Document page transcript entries
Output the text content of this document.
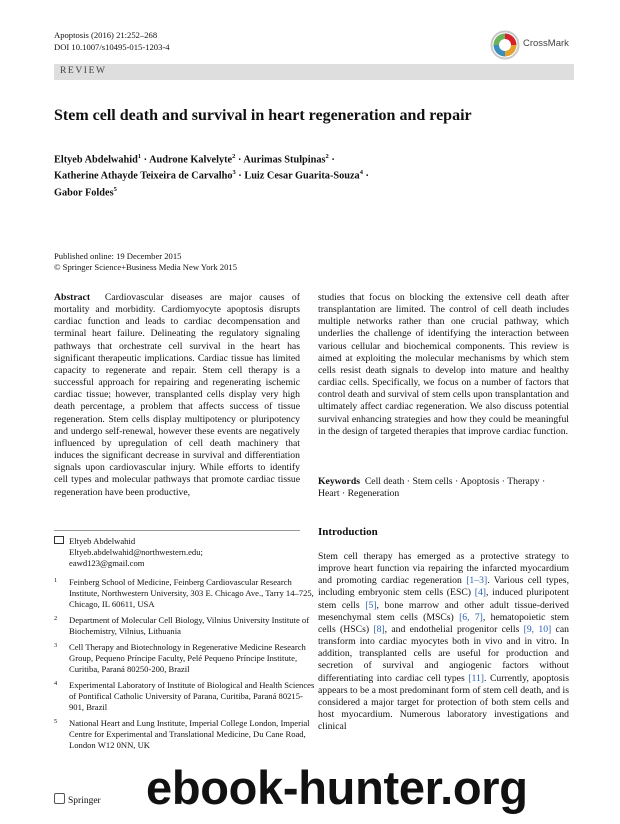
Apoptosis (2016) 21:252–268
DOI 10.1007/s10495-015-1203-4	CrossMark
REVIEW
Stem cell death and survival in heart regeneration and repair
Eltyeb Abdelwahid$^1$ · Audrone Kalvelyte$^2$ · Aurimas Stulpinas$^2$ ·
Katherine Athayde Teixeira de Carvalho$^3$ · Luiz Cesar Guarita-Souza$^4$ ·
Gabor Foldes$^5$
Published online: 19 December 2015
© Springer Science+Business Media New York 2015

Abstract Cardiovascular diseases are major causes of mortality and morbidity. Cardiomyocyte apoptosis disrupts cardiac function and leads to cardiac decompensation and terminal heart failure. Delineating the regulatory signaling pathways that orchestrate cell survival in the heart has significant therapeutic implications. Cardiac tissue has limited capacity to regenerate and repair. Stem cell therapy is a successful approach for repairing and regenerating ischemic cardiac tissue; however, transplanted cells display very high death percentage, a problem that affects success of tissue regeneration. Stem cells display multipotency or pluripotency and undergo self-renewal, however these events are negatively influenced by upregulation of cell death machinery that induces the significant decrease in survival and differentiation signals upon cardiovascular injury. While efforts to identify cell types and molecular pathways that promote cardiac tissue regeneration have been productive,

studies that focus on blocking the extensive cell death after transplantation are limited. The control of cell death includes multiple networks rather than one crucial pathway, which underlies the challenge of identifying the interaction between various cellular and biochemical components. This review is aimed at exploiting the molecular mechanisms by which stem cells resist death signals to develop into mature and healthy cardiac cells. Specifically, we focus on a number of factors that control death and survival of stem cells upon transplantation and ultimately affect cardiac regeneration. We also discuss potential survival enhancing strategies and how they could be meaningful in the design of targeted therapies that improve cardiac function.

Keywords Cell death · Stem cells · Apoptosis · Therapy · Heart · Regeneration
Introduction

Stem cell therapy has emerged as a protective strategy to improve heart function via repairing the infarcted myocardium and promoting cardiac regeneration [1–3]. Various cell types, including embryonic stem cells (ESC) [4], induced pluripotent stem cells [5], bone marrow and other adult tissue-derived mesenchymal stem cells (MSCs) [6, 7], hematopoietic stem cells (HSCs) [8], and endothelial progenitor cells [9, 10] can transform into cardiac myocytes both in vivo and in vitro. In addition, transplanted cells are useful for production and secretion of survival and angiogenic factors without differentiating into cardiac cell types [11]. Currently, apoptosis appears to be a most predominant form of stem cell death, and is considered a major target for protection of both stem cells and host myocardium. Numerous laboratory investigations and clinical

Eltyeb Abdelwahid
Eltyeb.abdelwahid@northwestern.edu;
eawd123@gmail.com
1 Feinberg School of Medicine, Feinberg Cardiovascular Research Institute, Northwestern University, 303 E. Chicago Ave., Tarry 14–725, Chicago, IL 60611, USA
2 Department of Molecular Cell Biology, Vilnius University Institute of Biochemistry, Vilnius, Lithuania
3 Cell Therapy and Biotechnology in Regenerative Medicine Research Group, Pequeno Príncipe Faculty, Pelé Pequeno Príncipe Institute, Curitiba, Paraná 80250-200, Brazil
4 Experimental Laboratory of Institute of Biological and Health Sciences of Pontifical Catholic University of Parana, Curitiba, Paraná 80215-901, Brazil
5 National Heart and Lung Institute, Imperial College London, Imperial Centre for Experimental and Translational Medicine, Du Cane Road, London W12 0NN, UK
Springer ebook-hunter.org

==

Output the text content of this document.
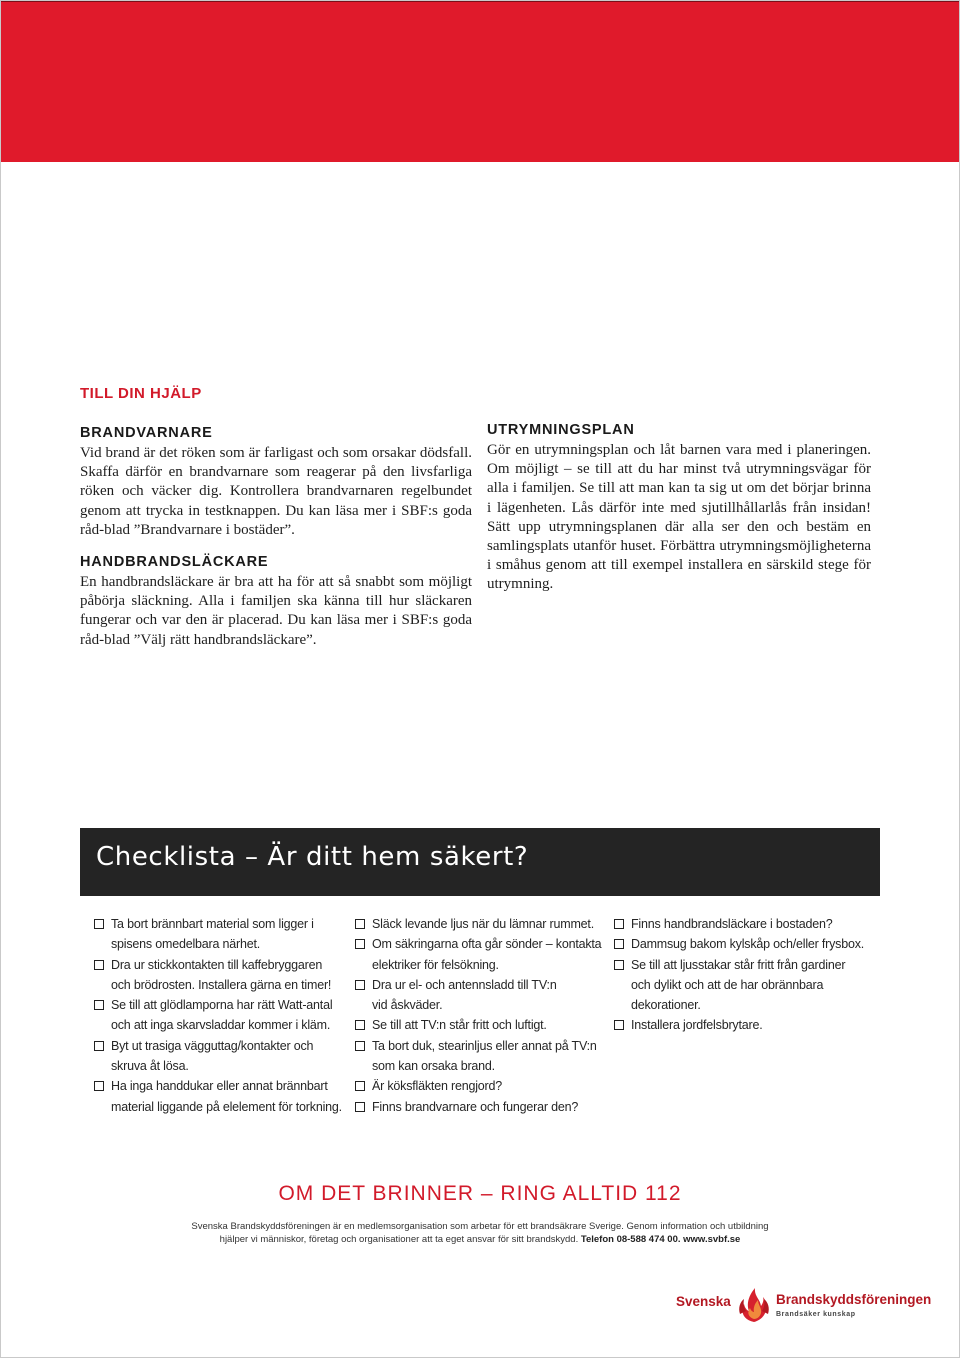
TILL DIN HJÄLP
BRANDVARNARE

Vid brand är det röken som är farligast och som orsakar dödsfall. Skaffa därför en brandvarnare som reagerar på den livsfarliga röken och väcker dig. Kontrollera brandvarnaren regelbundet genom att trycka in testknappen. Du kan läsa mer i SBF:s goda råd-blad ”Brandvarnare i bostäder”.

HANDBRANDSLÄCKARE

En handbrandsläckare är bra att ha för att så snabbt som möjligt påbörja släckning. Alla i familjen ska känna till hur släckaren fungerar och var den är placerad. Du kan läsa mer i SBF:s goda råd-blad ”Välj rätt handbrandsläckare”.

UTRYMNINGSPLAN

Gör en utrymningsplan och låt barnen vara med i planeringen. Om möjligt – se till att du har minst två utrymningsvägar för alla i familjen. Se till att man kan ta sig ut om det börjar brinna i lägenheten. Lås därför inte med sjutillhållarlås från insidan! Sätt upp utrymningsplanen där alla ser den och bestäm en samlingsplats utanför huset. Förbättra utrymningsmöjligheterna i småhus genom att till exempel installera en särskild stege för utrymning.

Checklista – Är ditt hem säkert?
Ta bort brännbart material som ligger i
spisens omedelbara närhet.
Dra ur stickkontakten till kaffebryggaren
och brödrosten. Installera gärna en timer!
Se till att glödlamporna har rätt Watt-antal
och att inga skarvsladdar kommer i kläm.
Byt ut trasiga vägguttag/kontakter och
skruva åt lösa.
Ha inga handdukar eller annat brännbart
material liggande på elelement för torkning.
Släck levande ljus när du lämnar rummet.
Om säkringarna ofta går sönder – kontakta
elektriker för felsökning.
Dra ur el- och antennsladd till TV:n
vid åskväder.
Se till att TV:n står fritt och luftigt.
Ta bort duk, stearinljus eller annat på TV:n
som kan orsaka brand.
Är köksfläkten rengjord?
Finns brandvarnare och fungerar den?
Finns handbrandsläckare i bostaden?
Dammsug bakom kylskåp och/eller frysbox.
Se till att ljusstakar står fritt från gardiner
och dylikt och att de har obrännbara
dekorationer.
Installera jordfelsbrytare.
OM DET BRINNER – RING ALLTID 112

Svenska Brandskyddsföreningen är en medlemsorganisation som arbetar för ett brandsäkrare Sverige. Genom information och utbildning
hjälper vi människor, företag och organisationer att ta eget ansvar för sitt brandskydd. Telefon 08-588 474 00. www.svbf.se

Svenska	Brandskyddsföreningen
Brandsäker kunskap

### Your objective
If a line in the records has the word "Finns", copy that line.

### Answer box
Finns brandvarnare och fungerar den?
Finns handbrandsläckare i bostaden?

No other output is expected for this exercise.